>> BEGIN MATERIAL PROVIDED

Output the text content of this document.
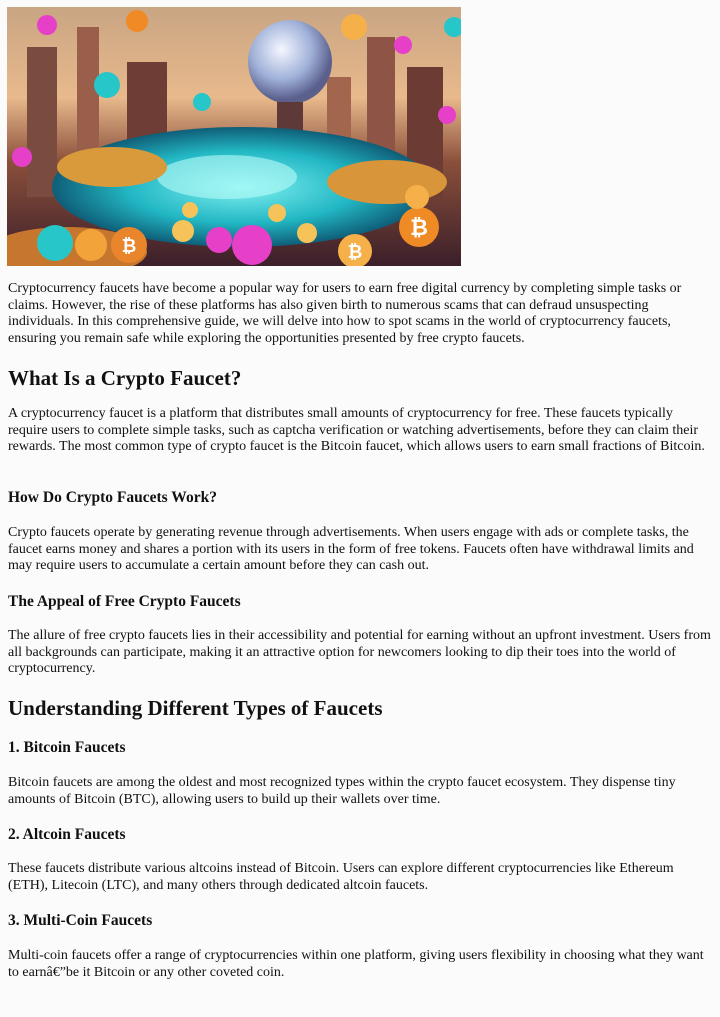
₿
₿
₿

Cryptocurrency faucets have become a popular way for users to earn free digital currency by completing simple tasks or claims. However, the rise of these platforms has also given birth to numerous scams that can defraud unsuspecting individuals. In this comprehensive guide, we will delve into how to spot scams in the world of cryptocurrency faucets, ensuring you remain safe while exploring the opportunities presented by free crypto faucets.

What Is a Crypto Faucet?

A cryptocurrency faucet is a platform that distributes small amounts of cryptocurrency for free. These faucets typically require users to complete simple tasks, such as captcha verification or watching advertisements, before they can claim their rewards. The most common type of crypto faucet is the Bitcoin faucet, which allows users to earn small fractions of Bitcoin.

How Do Crypto Faucets Work?

Crypto faucets operate by generating revenue through advertisements. When users engage with ads or complete tasks, the faucet earns money and shares a portion with its users in the form of free tokens. Faucets often have withdrawal limits and may require users to accumulate a certain amount before they can cash out.

The Appeal of Free Crypto Faucets

The allure of free crypto faucets lies in their accessibility and potential for earning without an upfront investment. Users from all backgrounds can participate, making it an attractive option for newcomers looking to dip their toes into the world of cryptocurrency.

Understanding Different Types of Faucets
1. Bitcoin Faucets

Bitcoin faucets are among the oldest and most recognized types within the crypto faucet ecosystem. They dispense tiny amounts of Bitcoin (BTC), allowing users to build up their wallets over time.

2. Altcoin Faucets

These faucets distribute various altcoins instead of Bitcoin. Users can explore different cryptocurrencies like Ethereum (ETH), Litecoin (LTC), and many others through dedicated altcoin faucets.

3. Multi-Coin Faucets

Multi-coin faucets offer a range of cryptocurrencies within one platform, giving users flexibility in choosing what they want to earnâ€”be it Bitcoin or any other coveted coin.
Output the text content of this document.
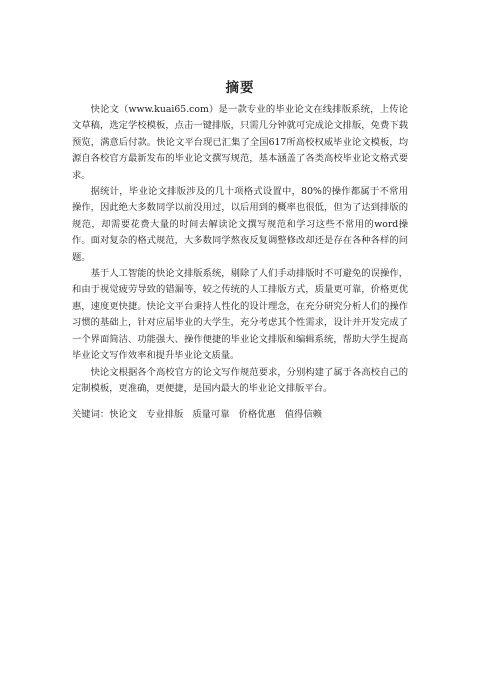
摘要

快论文（www.kuai65.com）是一款专业的毕业论文在线排版系统，上传论文草稿，选定学校模板，点击一键排版，只需几分钟就可完成论文排版，免费下载预览，满意后付款。快论文平台现已汇集了全国617所高校权威毕业论文模板，均源自各校官方最新发布的毕业论文撰写规范，基本涵盖了各类高校毕业论文格式要求。

据统计，毕业论文排版涉及的几十项格式设置中，80%的操作都属于不常用操作，因此绝大多数同学以前没用过，以后用到的概率也很低，但为了达到排版的规范，却需要花费大量的时间去解读论文撰写规范和学习这些不常用的word操作。面对复杂的格式规范，大多数同学熬夜反复调整修改却还是存在各种各样的问题。

基于人工智能的快论文排版系统，剔除了人们手动排版时不可避免的误操作，和由于视觉疲劳导致的错漏等，较之传统的人工排版方式，质量更可靠，价格更优惠，速度更快捷。快论文平台秉持人性化的设计理念，在充分研究分析人们的操作习惯的基础上，针对应届毕业的大学生，充分考虑其个性需求，设计并开发完成了一个界面简洁、功能强大、操作便捷的毕业论文排版和编辑系统，帮助大学生提高毕业论文写作效率和提升毕业论文质量。

快论文根据各个高校官方的论文写作规范要求，分别构建了属于各高校自己的定制模板，更准确，更便捷，是国内最大的毕业论文排版平台。

关键词：快论文 专业排版 质量可靠 价格优惠 值得信赖
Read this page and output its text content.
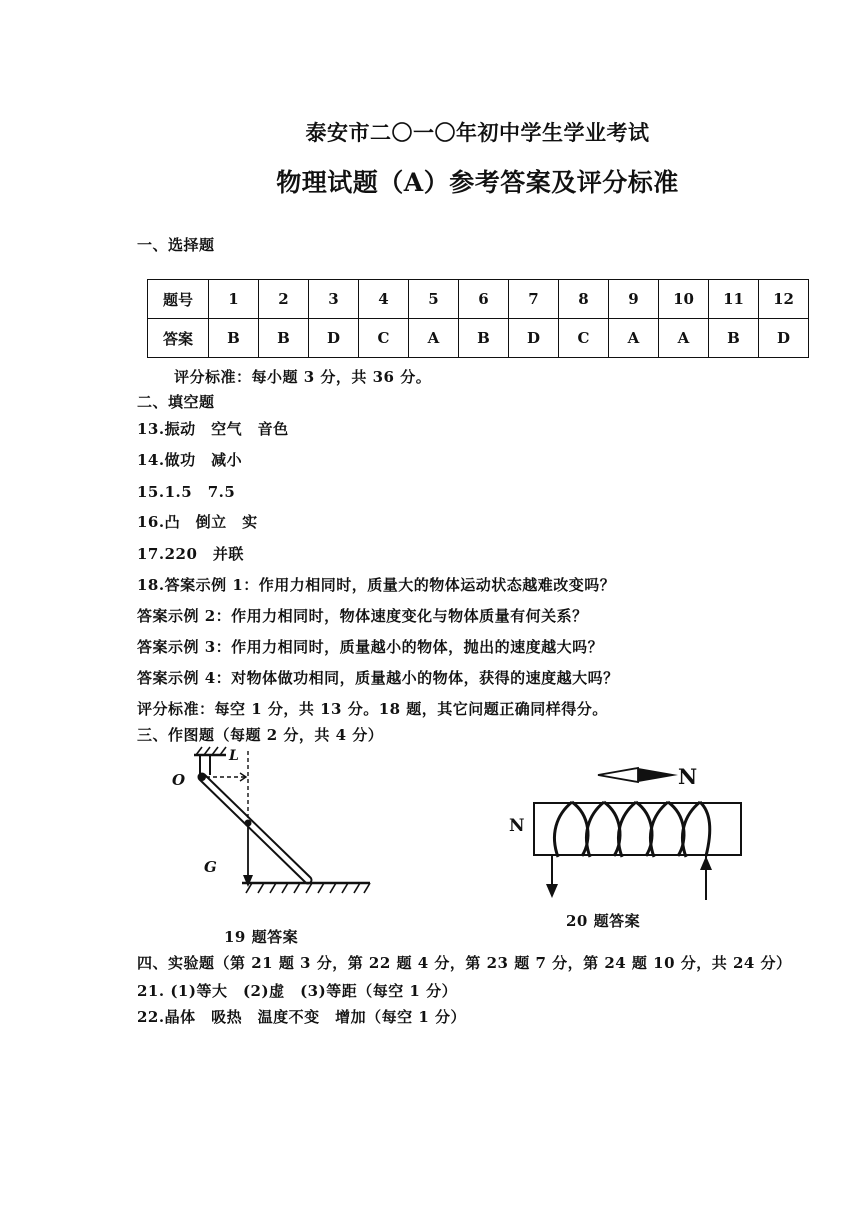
泰安市二〇一〇年初中学生学业考试
物理试题（A）参考答案及评分标准
一、选择题
题号	1	2	3	4	5	6	7	8	9	10	11	12
答案	B	B	D	C	A	B	D	C	A	A	B	D
评分标准：每小题 3 分，共 36 分。
二、填空题
13.振动　空气　音色
14.做功　减小
15.1.5　7.5
16.凸　倒立　实
17.220　并联
18.答案示例 1：作用力相同时，质量大的物体运动状态越难改变吗？
答案示例 2：作用力相同时，物体速度变化与物体质量有何关系？
答案示例 3：作用力相同时，质量越小的物体，抛出的速度越大吗？
答案示例 4：对物体做功相同，质量越小的物体，获得的速度越大吗？
评分标准：每空 1 分，共 13 分。18 题，其它问题正确同样得分。
三、作图题（每题 2 分，共 4 分）
O
L
G
19 题答案
N
N
20 题答案
四、实验题（第 21 题 3 分，第 22 题 4 分，第 23 题 7 分，第 24 题 10 分，共 24 分）
21. (1)等大　(2)虚　(3)等距（每空 1 分）
22.晶体　吸热　温度不变　增加（每空 1 分）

>> END MATERIAL PROVIDED

The lines to be quoted run from the line containing "Read this page and output its text content." through the end of the entries above, both included; quote them exactly and leave out any pictures.

**PROBLEM SOLUTION**
Read this page and output its text content.
泰安市二〇一〇年初中学生学业考试
物理试题（A）参考答案及评分标准
一、选择题
题号	1	2	3	4	5	6	7	8	9	10	11	12
答案	B	B	D	C	A	B	D	C	A	A	B	D
评分标准：每小题 3 分，共 36 分。
二、填空题
13.振动　空气　音色
14.做功　减小
15.1.5　7.5
16.凸　倒立　实
17.220　并联
18.答案示例 1：作用力相同时，质量大的物体运动状态越难改变吗？
答案示例 2：作用力相同时，物体速度变化与物体质量有何关系？
答案示例 3：作用力相同时，质量越小的物体，抛出的速度越大吗？
答案示例 4：对物体做功相同，质量越小的物体，获得的速度越大吗？
评分标准：每空 1 分，共 13 分。18 题，其它问题正确同样得分。
三、作图题（每题 2 分，共 4 分）
O
L
G
19 题答案
N
N
20 题答案
四、实验题（第 21 题 3 分，第 22 题 4 分，第 23 题 7 分，第 24 题 10 分，共 24 分）
21. (1)等大　(2)虚　(3)等距（每空 1 分）
22.晶体　吸热　温度不变　增加（每空 1 分）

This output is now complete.